• _Stated exercise_: Extract each line of the records below that contains the word "xlabel".

Dataset rows about figures:
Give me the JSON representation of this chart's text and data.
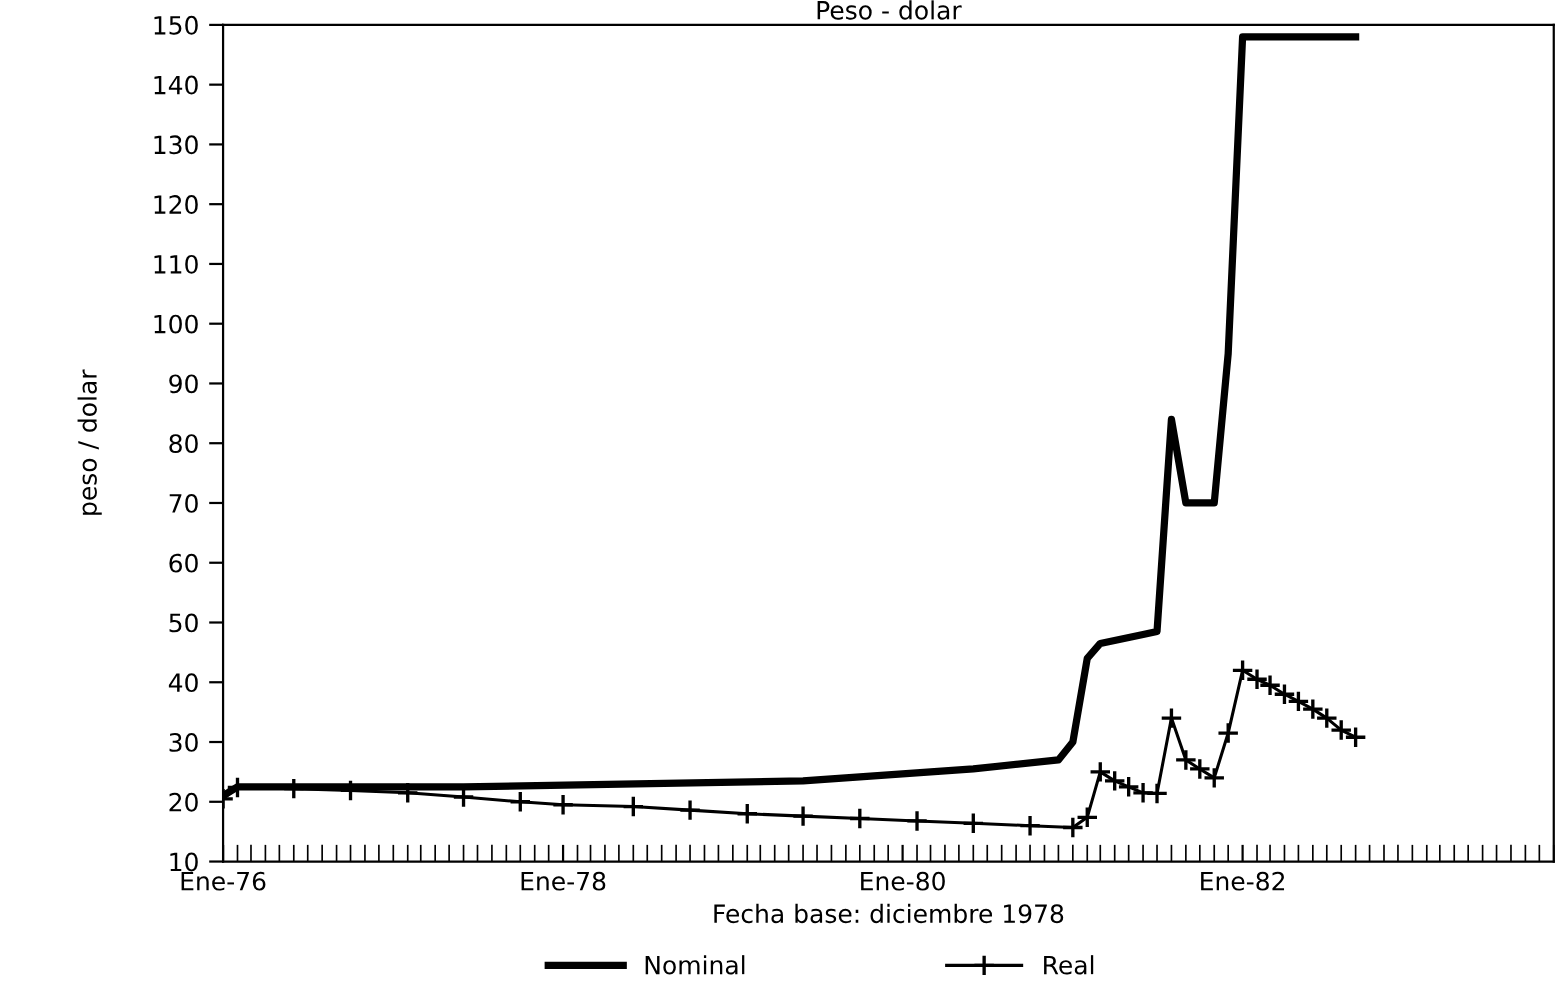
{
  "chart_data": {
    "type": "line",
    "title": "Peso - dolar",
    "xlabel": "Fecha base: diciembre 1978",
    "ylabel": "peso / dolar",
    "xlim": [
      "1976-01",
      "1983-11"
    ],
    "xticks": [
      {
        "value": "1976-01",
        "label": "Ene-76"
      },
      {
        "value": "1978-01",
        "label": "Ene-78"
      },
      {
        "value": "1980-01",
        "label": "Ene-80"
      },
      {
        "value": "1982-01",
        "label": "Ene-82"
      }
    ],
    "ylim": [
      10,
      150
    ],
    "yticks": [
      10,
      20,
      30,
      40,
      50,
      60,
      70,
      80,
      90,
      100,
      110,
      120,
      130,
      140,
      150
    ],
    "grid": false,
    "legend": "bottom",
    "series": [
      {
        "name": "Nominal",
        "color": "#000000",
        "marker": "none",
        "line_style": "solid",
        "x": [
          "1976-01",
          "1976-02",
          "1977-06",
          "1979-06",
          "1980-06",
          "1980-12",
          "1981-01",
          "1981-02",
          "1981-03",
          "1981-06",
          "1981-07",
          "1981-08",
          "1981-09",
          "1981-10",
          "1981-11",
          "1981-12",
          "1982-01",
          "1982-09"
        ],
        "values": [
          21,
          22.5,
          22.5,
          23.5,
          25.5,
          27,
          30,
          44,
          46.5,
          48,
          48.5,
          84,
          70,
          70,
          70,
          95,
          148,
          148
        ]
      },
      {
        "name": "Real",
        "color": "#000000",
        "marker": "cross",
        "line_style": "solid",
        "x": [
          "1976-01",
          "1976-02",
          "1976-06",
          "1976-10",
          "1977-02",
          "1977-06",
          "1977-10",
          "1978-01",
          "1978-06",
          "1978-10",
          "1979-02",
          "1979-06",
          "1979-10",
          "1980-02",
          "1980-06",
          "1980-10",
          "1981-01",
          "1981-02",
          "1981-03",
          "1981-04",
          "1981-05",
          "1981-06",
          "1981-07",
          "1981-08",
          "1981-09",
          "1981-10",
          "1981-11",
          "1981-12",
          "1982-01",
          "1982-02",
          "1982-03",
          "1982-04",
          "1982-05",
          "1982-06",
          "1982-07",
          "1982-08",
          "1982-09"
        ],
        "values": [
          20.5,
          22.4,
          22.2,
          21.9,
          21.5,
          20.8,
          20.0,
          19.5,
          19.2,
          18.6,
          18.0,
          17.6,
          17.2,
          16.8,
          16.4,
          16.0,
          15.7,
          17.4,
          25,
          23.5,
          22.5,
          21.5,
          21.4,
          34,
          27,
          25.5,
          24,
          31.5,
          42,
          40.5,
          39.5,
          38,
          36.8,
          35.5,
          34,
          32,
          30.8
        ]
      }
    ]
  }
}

...

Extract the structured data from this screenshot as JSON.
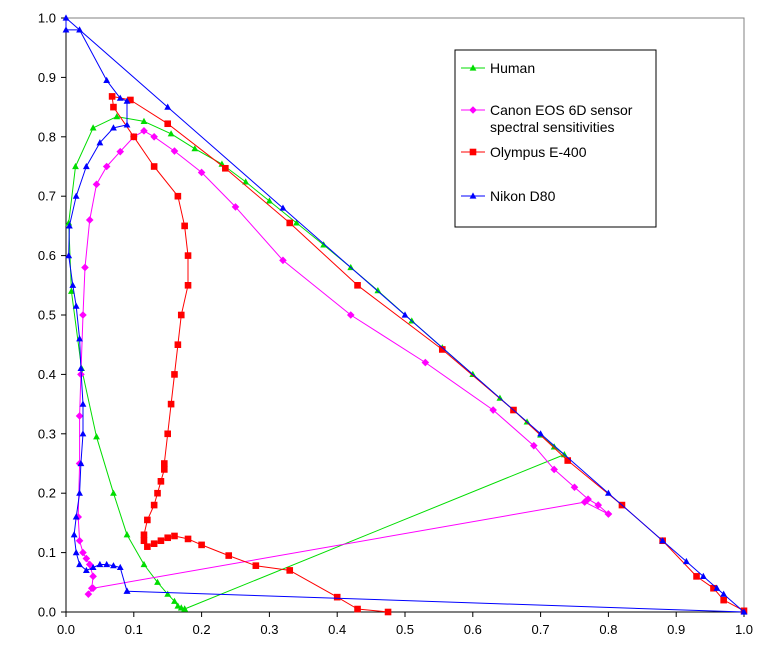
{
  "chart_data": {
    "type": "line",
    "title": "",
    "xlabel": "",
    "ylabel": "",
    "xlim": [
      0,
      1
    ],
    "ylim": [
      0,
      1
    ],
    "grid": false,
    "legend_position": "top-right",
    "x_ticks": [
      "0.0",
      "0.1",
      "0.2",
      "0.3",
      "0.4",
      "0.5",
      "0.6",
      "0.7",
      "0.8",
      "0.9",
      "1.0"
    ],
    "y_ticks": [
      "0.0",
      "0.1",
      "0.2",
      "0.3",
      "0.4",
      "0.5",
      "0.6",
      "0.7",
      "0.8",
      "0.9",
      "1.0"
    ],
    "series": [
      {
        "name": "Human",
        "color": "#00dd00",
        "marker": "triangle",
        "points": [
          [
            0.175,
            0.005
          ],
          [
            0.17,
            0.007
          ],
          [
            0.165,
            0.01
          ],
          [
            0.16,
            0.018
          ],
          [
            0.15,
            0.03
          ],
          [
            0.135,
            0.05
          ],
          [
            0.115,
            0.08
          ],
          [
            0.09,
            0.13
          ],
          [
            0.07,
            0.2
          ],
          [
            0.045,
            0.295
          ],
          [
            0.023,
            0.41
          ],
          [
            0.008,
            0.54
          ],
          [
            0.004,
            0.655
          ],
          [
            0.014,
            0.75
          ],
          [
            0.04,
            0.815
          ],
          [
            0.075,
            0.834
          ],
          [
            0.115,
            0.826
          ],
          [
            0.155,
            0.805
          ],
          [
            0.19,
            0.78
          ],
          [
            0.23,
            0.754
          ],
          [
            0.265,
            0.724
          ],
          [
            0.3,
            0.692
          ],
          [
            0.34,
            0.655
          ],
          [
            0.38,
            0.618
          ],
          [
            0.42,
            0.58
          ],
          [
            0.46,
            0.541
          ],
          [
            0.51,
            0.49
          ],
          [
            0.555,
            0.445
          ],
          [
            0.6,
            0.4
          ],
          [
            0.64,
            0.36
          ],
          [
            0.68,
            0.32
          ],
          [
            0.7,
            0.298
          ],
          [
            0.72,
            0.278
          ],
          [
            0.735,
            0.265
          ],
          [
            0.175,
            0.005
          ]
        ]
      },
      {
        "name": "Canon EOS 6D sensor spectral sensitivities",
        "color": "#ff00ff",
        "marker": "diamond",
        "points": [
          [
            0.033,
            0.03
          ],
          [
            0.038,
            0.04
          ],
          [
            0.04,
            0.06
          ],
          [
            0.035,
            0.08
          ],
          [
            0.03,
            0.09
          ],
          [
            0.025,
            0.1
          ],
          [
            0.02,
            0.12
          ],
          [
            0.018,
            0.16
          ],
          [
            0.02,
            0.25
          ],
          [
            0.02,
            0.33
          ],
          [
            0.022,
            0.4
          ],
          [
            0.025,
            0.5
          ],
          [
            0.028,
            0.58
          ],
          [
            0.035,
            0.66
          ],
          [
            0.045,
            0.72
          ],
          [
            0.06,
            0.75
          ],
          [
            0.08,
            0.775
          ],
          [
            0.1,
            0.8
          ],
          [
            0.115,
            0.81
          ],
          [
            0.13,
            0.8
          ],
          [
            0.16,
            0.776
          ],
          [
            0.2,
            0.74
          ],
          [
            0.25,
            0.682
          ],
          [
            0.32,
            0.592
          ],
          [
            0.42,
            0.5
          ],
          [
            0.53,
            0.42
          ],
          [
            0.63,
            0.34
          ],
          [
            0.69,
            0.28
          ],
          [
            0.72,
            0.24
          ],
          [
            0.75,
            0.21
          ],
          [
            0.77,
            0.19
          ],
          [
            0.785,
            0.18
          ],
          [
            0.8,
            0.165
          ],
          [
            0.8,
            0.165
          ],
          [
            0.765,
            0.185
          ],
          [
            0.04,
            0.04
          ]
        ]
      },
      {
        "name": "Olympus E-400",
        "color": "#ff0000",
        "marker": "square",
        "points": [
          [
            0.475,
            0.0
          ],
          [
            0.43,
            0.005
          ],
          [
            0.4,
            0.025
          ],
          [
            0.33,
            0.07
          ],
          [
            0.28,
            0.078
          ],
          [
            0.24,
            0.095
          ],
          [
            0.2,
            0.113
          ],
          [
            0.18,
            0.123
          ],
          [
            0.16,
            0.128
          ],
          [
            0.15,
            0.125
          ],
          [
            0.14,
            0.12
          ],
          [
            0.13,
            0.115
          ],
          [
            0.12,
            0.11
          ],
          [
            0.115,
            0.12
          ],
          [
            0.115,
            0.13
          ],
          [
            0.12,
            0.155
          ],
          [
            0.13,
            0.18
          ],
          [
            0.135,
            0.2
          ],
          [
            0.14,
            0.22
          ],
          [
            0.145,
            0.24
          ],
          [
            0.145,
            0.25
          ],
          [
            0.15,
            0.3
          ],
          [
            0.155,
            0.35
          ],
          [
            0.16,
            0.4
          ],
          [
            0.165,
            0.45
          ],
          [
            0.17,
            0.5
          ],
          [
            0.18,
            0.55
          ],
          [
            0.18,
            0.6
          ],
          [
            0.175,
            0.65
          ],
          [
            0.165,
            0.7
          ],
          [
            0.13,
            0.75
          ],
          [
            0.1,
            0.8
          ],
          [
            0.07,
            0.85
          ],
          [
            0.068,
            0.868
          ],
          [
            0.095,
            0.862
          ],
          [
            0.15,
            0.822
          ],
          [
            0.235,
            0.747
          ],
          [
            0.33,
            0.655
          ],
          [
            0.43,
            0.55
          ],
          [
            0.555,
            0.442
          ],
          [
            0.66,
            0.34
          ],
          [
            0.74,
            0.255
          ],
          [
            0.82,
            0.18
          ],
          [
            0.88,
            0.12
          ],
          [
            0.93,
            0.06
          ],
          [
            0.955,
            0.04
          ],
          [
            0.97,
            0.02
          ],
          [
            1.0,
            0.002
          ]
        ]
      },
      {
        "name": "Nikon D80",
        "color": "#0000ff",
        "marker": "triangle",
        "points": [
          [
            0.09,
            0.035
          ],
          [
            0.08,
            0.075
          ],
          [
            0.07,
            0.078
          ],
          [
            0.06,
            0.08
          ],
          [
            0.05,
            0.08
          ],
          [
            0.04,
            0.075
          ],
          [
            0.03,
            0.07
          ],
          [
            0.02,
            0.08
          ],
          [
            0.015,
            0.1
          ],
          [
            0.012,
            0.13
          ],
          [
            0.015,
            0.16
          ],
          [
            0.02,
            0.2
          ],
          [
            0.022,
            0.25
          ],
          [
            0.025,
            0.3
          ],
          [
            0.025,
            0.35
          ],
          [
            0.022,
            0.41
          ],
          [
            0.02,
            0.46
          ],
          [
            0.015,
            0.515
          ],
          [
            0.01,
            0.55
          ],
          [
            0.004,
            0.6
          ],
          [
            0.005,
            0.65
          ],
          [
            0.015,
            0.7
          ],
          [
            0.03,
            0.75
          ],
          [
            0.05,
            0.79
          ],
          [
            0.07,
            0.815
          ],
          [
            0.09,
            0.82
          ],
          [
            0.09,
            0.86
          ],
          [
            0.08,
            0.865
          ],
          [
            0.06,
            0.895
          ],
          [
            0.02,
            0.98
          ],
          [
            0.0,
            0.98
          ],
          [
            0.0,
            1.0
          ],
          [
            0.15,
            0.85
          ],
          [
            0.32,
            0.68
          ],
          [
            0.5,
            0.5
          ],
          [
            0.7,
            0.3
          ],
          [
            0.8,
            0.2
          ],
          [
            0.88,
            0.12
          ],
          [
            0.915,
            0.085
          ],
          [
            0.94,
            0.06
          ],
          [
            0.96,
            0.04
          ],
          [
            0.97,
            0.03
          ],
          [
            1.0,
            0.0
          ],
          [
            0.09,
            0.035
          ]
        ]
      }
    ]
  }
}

• _Response to this exercise_:
    "xlabel": "Fecha base: diciembre 1978",
    "xlabel": "",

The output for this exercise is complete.